* Data items:
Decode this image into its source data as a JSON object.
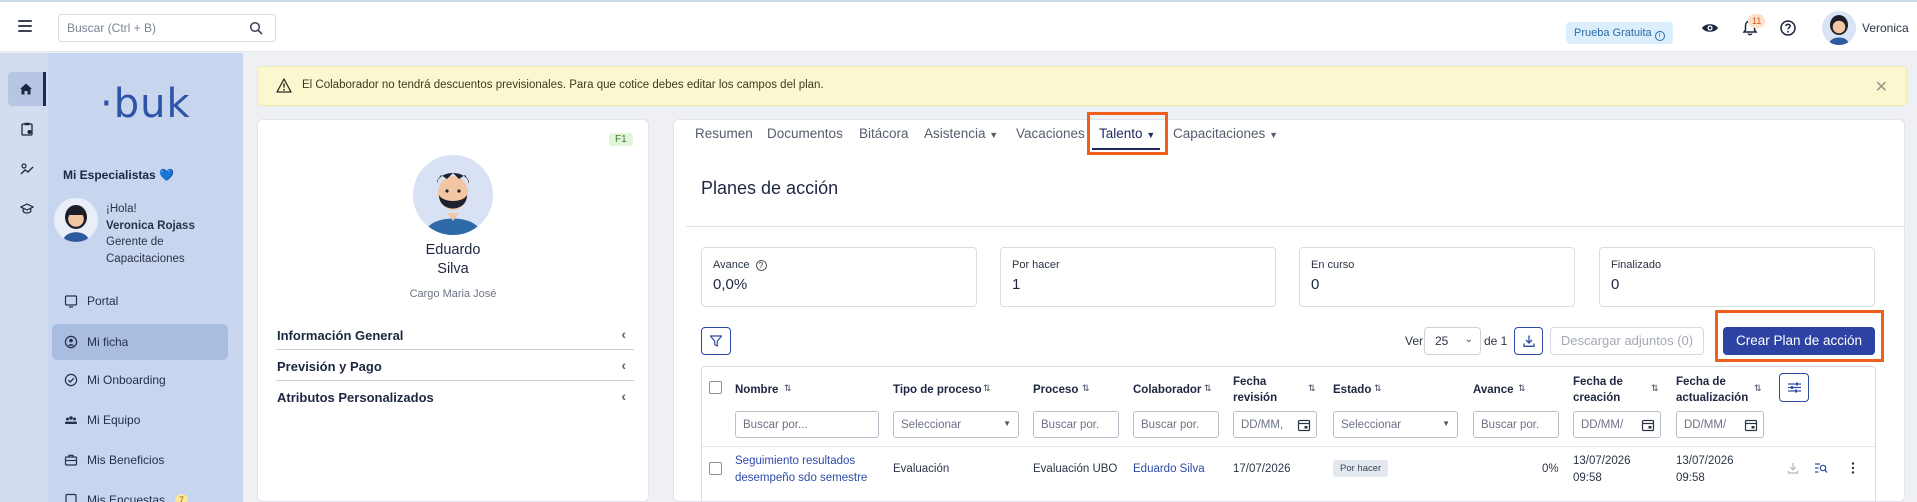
{
  "topbar": {
    "search_placeholder": "Buscar (Ctrl + B)",
    "trial_label": "Prueba Gratuita",
    "notifications_count": "11",
    "user_name": "Veronica"
  },
  "sidebar": {
    "logo": "·buk",
    "specialists": "Mi Especialistas 💙",
    "greeting": "¡Hola!",
    "user_full_name": "Veronica Rojass",
    "user_role": "Gerente de Capacitaciones",
    "nav": [
      {
        "label": "Portal"
      },
      {
        "label": "Mi ficha"
      },
      {
        "label": "Mi Onboarding"
      },
      {
        "label": "Mi Equipo"
      },
      {
        "label": "Mis Beneficios"
      },
      {
        "label": "Mis Encuestas",
        "badge": "7"
      }
    ]
  },
  "alert": {
    "message": "El Colaborador no tendrá descuentos previsionales. Para que cotice debes editar los campos del plan."
  },
  "profile": {
    "f1": "F1",
    "first_name": "Eduardo",
    "last_name": "Silva",
    "cargo": "Cargo Maria José",
    "sections": [
      "Información General",
      "Previsión y Pago",
      "Atributos Personalizados"
    ]
  },
  "tabs": [
    "Resumen",
    "Documentos",
    "Bitácora",
    "Asistencia",
    "Vacaciones",
    "Talento",
    "Capacitaciones"
  ],
  "page_title": "Planes de acción",
  "stats": [
    {
      "label": "Avance",
      "value": "0,0%"
    },
    {
      "label": "Por hacer",
      "value": "1"
    },
    {
      "label": "En curso",
      "value": "0"
    },
    {
      "label": "Finalizado",
      "value": "0"
    }
  ],
  "toolbar": {
    "ver_label": "Ver",
    "page_size": "25",
    "of_label": "de 1",
    "download_attachments": "Descargar adjuntos (0)",
    "create_plan": "Crear Plan de acción"
  },
  "table": {
    "headers": {
      "nombre": "Nombre",
      "tipo": "Tipo de proceso",
      "proceso": "Proceso",
      "colaborador": "Colaborador",
      "revision_1": "Fecha",
      "revision_2": "revisión",
      "estado": "Estado",
      "avance": "Avance",
      "creacion_1": "Fecha de",
      "creacion_2": "creación",
      "actualizacion_1": "Fecha de",
      "actualizacion_2": "actualización"
    },
    "filters": {
      "buscar": "Buscar por...",
      "buscar_short": "Buscar por.",
      "seleccionar": "Seleccionar",
      "date_short": "DD/MM,",
      "date_long": "DD/MM/"
    },
    "rows": [
      {
        "nombre_1": "Seguimiento resultados",
        "nombre_2": "desempeño sdo semestre",
        "tipo": "Evaluación",
        "proceso": "Evaluación UBO",
        "colaborador": "Eduardo Silva",
        "revision": "17/07/2026",
        "estado": "Por hacer",
        "avance": "0%",
        "creacion_fecha": "13/07/2026",
        "creacion_hora": "09:58",
        "actualizacion_fecha": "13/07/2026",
        "actualizacion_hora": "09:58"
      }
    ]
  },
  "colors": {
    "primary": "#2c43a3",
    "highlight": "#ee5f1b",
    "sidebar_bg": "#c7d5ee",
    "alert_bg": "#fbf8d0"
  }
}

* Written task:
Show all lines from the data above in which the word "acción" appears.

* Output below:
  "page_title": "Planes de acción",
    "create_plan": "Crear Plan de acción"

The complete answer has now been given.